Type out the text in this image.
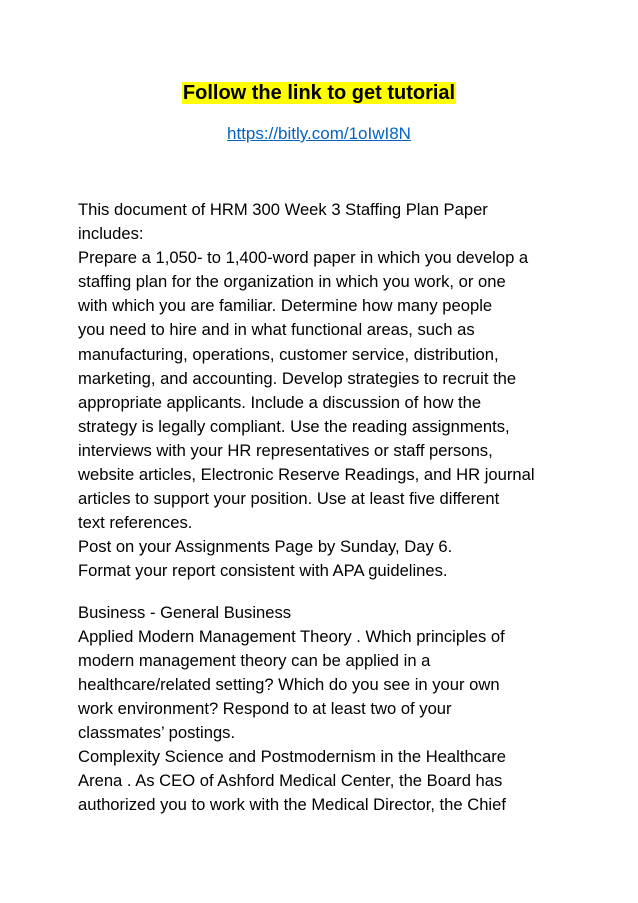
Follow the link to get tutorial
https://bitly.com/1oIwI8N
This document of HRM 300 Week 3 Staffing Plan Paper
includes:
Prepare a 1,050- to 1,400-word paper in which you develop a
staffing plan for the organization in which you work, or one
with which you are familiar. Determine how many people
you need to hire and in what functional areas, such as
manufacturing, operations, customer service, distribution,
marketing, and accounting. Develop strategies to recruit the
appropriate applicants. Include a discussion of how the
strategy is legally compliant. Use the reading assignments,
interviews with your HR representatives or staff persons,
website articles, Electronic Reserve Readings, and HR journal
articles to support your position. Use at least five different
text references.
Post on your Assignments Page by Sunday, Day 6.
Format your report consistent with APA guidelines.
Business - General Business
Applied Modern Management Theory . Which principles of
modern management theory can be applied in a
healthcare/related setting? Which do you see in your own
work environment? Respond to at least two of your
classmates’ postings.
Complexity Science and Postmodernism in the Healthcare
Arena . As CEO of Ashford Medical Center, the Board has
authorized you to work with the Medical Director, the Chief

....................

Task to carry out:
From the data, pick out every line that includes "work".

Answer for this exercise:
staffing plan for the organization in which you work, or one
work environment? Respond to at least two of your
authorized you to work with the Medical Director, the Chief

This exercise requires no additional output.